Written task
The listing beneath should be written out in full, exactly as shown.

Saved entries
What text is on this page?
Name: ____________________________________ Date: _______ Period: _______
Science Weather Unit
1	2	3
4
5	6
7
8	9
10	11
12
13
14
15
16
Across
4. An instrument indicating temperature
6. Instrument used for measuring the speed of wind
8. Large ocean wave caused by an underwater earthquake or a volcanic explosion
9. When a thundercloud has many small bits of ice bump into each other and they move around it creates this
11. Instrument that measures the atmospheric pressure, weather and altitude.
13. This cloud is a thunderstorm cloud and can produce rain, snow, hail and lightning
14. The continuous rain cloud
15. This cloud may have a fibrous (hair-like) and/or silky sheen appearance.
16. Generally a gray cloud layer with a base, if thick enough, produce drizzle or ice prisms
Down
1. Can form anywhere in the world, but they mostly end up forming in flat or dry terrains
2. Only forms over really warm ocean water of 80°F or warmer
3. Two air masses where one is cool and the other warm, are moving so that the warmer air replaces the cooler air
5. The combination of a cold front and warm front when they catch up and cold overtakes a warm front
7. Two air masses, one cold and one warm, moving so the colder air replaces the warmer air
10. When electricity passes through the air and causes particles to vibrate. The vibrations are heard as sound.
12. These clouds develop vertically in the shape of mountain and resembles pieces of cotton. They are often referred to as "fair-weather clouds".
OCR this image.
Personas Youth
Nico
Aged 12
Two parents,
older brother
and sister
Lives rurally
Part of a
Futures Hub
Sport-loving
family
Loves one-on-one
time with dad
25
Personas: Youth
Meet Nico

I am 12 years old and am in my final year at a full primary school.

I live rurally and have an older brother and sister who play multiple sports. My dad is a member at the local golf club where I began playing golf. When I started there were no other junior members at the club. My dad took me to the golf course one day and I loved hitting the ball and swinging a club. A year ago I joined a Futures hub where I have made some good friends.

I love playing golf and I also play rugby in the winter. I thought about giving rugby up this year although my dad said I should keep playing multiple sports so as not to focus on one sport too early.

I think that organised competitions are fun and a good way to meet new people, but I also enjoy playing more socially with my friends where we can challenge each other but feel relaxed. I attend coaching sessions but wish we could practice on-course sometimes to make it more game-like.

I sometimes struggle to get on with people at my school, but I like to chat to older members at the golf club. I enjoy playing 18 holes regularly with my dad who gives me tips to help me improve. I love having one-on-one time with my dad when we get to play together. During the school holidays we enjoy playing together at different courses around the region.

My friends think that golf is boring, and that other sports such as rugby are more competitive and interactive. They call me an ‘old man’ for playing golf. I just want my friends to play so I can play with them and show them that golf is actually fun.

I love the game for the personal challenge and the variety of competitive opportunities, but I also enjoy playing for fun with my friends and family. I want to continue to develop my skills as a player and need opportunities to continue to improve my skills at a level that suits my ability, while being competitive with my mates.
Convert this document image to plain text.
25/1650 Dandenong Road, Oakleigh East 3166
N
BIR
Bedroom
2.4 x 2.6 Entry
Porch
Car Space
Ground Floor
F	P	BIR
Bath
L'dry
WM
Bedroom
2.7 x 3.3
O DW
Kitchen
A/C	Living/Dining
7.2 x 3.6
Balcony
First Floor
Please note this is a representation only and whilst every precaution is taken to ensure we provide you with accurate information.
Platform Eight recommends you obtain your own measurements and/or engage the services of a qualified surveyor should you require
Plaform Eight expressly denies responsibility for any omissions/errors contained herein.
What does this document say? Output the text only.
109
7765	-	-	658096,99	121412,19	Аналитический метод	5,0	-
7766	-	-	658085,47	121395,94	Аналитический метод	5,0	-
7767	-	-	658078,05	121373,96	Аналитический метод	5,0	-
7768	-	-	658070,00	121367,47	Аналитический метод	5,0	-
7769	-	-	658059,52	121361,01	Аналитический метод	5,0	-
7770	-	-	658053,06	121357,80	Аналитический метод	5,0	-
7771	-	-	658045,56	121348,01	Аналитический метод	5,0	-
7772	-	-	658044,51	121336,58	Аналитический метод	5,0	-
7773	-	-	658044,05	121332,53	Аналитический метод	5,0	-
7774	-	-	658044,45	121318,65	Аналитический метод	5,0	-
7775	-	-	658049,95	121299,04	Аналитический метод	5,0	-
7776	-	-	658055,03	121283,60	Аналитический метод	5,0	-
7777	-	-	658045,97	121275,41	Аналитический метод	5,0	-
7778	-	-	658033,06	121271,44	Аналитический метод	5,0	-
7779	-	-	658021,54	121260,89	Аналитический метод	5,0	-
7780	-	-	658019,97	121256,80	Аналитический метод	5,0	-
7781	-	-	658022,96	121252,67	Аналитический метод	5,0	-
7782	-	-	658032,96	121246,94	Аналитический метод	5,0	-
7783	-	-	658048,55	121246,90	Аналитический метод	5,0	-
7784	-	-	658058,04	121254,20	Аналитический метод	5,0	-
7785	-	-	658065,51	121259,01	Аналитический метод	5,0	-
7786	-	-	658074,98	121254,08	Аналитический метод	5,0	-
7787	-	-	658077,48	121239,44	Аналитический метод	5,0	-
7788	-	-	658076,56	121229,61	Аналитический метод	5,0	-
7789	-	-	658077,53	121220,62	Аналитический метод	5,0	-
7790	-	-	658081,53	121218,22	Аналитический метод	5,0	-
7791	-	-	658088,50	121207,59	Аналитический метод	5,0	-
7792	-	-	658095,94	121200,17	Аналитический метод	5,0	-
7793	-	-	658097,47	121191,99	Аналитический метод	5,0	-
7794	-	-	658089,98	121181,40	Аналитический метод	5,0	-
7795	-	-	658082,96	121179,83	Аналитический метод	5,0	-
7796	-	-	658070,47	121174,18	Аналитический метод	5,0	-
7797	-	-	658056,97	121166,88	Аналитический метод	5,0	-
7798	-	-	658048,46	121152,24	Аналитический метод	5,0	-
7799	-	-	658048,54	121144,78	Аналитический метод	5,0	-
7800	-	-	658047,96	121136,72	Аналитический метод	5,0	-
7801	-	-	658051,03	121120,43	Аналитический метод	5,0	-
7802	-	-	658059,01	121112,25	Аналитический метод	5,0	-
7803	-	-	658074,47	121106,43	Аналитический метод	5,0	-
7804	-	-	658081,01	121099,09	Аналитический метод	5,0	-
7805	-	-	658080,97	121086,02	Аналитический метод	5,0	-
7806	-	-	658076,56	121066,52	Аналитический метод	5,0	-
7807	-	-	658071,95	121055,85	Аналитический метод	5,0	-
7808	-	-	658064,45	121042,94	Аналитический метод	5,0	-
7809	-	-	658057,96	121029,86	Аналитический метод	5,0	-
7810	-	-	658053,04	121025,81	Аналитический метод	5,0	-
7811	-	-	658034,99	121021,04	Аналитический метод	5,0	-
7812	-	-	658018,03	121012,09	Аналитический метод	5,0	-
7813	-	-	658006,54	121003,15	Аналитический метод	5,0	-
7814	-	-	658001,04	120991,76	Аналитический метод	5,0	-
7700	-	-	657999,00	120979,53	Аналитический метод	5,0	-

Answer to this problem
What text is on this page?
Name: ____________________________________ Date: _______ Period: _______
Science Weather Unit
1	2	3
4
5	6
7
8	9
10	11
12
13
14
15
16
Across
4. An instrument indicating temperature
6. Instrument used for measuring the speed of wind
8. Large ocean wave caused by an underwater earthquake or a volcanic explosion
9. When a thundercloud has many small bits of ice bump into each other and they move around it creates this
11. Instrument that measures the atmospheric pressure, weather and altitude.
13. This cloud is a thunderstorm cloud and can produce rain, snow, hail and lightning
14. The continuous rain cloud
15. This cloud may have a fibrous (hair-like) and/or silky sheen appearance.
16. Generally a gray cloud layer with a base, if thick enough, produce drizzle or ice prisms
Down
1. Can form anywhere in the world, but they mostly end up forming in flat or dry terrains
2. Only forms over really warm ocean water of 80°F or warmer
3. Two air masses where one is cool and the other warm, are moving so that the warmer air replaces the cooler air
5. The combination of a cold front and warm front when they catch up and cold overtakes a warm front
7. Two air masses, one cold and one warm, moving so the colder air replaces the warmer air
10. When electricity passes through the air and causes particles to vibrate. The vibrations are heard as sound.
12. These clouds develop vertically in the shape of mountain and resembles pieces of cotton. They are often referred to as "fair-weather clouds".
OCR this image.
Personas Youth
Nico
Aged 12
Two parents,
older brother
and sister
Lives rurally
Part of a
Futures Hub
Sport-loving
family
Loves one-on-one
time with dad
25
Personas: Youth
Meet Nico

I am 12 years old and am in my final year at a full primary school.

I live rurally and have an older brother and sister who play multiple sports. My dad is a member at the local golf club where I began playing golf. When I started there were no other junior members at the club. My dad took me to the golf course one day and I loved hitting the ball and swinging a club. A year ago I joined a Futures hub where I have made some good friends.

I love playing golf and I also play rugby in the winter. I thought about giving rugby up this year although my dad said I should keep playing multiple sports so as not to focus on one sport too early.

I think that organised competitions are fun and a good way to meet new people, but I also enjoy playing more socially with my friends where we can challenge each other but feel relaxed. I attend coaching sessions but wish we could practice on-course sometimes to make it more game-like.

I sometimes struggle to get on with people at my school, but I like to chat to older members at the golf club. I enjoy playing 18 holes regularly with my dad who gives me tips to help me improve. I love having one-on-one time with my dad when we get to play together. During the school holidays we enjoy playing together at different courses around the region.

My friends think that golf is boring, and that other sports such as rugby are more competitive and interactive. They call me an ‘old man’ for playing golf. I just want my friends to play so I can play with them and show them that golf is actually fun.

I love the game for the personal challenge and the variety of competitive opportunities, but I also enjoy playing for fun with my friends and family. I want to continue to develop my skills as a player and need opportunities to continue to improve my skills at a level that suits my ability, while being competitive with my mates.
Convert this document image to plain text.
25/1650 Dandenong Road, Oakleigh East 3166
N
BIR
Bedroom
2.4 x 2.6 Entry
Porch
Car Space
Ground Floor
F	P	BIR
Bath
L'dry
WM
Bedroom
2.7 x 3.3
O DW
Kitchen
A/C	Living/Dining
7.2 x 3.6
Balcony
First Floor
Please note this is a representation only and whilst every precaution is taken to ensure we provide you with accurate information.
Platform Eight recommends you obtain your own measurements and/or engage the services of a qualified surveyor should you require
Plaform Eight expressly denies responsibility for any omissions/errors contained herein.
What does this document say? Output the text only.
109
7765	-	-	658096,99	121412,19	Аналитический метод	5,0	-
7766	-	-	658085,47	121395,94	Аналитический метод	5,0	-
7767	-	-	658078,05	121373,96	Аналитический метод	5,0	-
7768	-	-	658070,00	121367,47	Аналитический метод	5,0	-
7769	-	-	658059,52	121361,01	Аналитический метод	5,0	-
7770	-	-	658053,06	121357,80	Аналитический метод	5,0	-
7771	-	-	658045,56	121348,01	Аналитический метод	5,0	-
7772	-	-	658044,51	121336,58	Аналитический метод	5,0	-
7773	-	-	658044,05	121332,53	Аналитический метод	5,0	-
7774	-	-	658044,45	121318,65	Аналитический метод	5,0	-
7775	-	-	658049,95	121299,04	Аналитический метод	5,0	-
7776	-	-	658055,03	121283,60	Аналитический метод	5,0	-
7777	-	-	658045,97	121275,41	Аналитический метод	5,0	-
7778	-	-	658033,06	121271,44	Аналитический метод	5,0	-
7779	-	-	658021,54	121260,89	Аналитический метод	5,0	-
7780	-	-	658019,97	121256,80	Аналитический метод	5,0	-
7781	-	-	658022,96	121252,67	Аналитический метод	5,0	-
7782	-	-	658032,96	121246,94	Аналитический метод	5,0	-
7783	-	-	658048,55	121246,90	Аналитический метод	5,0	-
7784	-	-	658058,04	121254,20	Аналитический метод	5,0	-
7785	-	-	658065,51	121259,01	Аналитический метод	5,0	-
7786	-	-	658074,98	121254,08	Аналитический метод	5,0	-
7787	-	-	658077,48	121239,44	Аналитический метод	5,0	-
7788	-	-	658076,56	121229,61	Аналитический метод	5,0	-
7789	-	-	658077,53	121220,62	Аналитический метод	5,0	-
7790	-	-	658081,53	121218,22	Аналитический метод	5,0	-
7791	-	-	658088,50	121207,59	Аналитический метод	5,0	-
7792	-	-	658095,94	121200,17	Аналитический метод	5,0	-
7793	-	-	658097,47	121191,99	Аналитический метод	5,0	-
7794	-	-	658089,98	121181,40	Аналитический метод	5,0	-
7795	-	-	658082,96	121179,83	Аналитический метод	5,0	-
7796	-	-	658070,47	121174,18	Аналитический метод	5,0	-
7797	-	-	658056,97	121166,88	Аналитический метод	5,0	-
7798	-	-	658048,46	121152,24	Аналитический метод	5,0	-
7799	-	-	658048,54	121144,78	Аналитический метод	5,0	-
7800	-	-	658047,96	121136,72	Аналитический метод	5,0	-
7801	-	-	658051,03	121120,43	Аналитический метод	5,0	-
7802	-	-	658059,01	121112,25	Аналитический метод	5,0	-
7803	-	-	658074,47	121106,43	Аналитический метод	5,0	-
7804	-	-	658081,01	121099,09	Аналитический метод	5,0	-
7805	-	-	658080,97	121086,02	Аналитический метод	5,0	-
7806	-	-	658076,56	121066,52	Аналитический метод	5,0	-
7807	-	-	658071,95	121055,85	Аналитический метод	5,0	-
7808	-	-	658064,45	121042,94	Аналитический метод	5,0	-
7809	-	-	658057,96	121029,86	Аналитический метод	5,0	-
7810	-	-	658053,04	121025,81	Аналитический метод	5,0	-
7811	-	-	658034,99	121021,04	Аналитический метод	5,0	-
7812	-	-	658018,03	121012,09	Аналитический метод	5,0	-
7813	-	-	658006,54	121003,15	Аналитический метод	5,0	-
7814	-	-	658001,04	120991,76	Аналитический метод	5,0	-
7700	-	-	657999,00	120979,53	Аналитический метод	5,0	-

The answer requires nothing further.